**WHAT YOU SHOULD DO:** The records below are to be copied word for word, with every picture left out.

(Data records)
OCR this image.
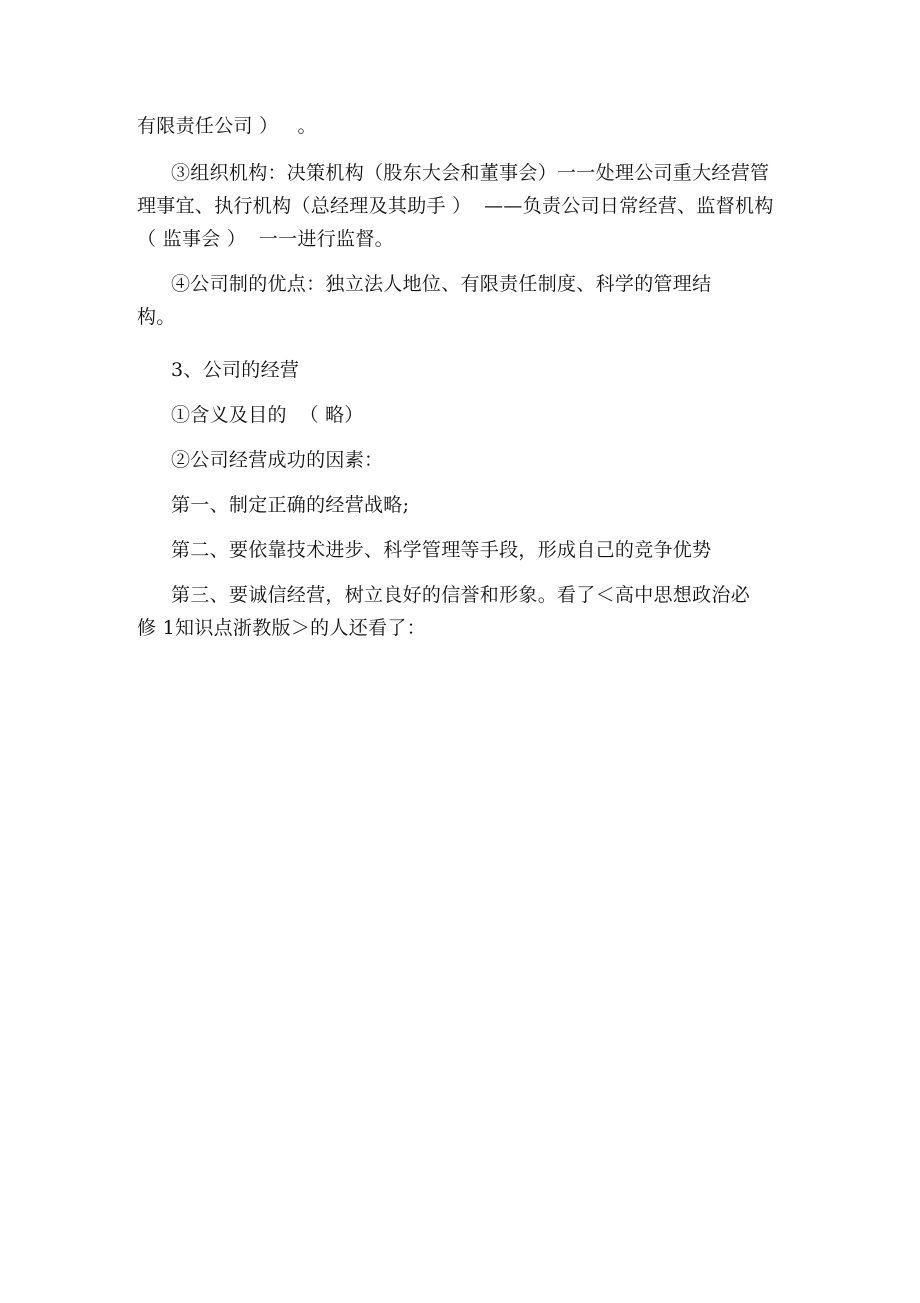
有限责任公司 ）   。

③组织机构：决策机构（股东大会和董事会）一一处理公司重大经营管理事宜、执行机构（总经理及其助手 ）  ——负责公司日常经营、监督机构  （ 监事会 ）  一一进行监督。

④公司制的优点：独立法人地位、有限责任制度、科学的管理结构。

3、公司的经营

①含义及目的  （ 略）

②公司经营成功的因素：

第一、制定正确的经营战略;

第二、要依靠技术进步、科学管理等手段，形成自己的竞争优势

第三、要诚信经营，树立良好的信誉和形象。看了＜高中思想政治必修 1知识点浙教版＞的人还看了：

**WRITTEN ANSWER:**
OCR this image.
有限责任公司 ）   。

③组织机构：决策机构（股东大会和董事会）一一处理公司重大经营管理事宜、执行机构（总经理及其助手 ）  ——负责公司日常经营、监督机构  （ 监事会 ）  一一进行监督。

④公司制的优点：独立法人地位、有限责任制度、科学的管理结构。

3、公司的经营

①含义及目的  （ 略）

②公司经营成功的因素：

第一、制定正确的经营战略;

第二、要依靠技术进步、科学管理等手段，形成自己的竞争优势

第三、要诚信经营，树立良好的信誉和形象。看了＜高中思想政治必修 1知识点浙教版＞的人还看了：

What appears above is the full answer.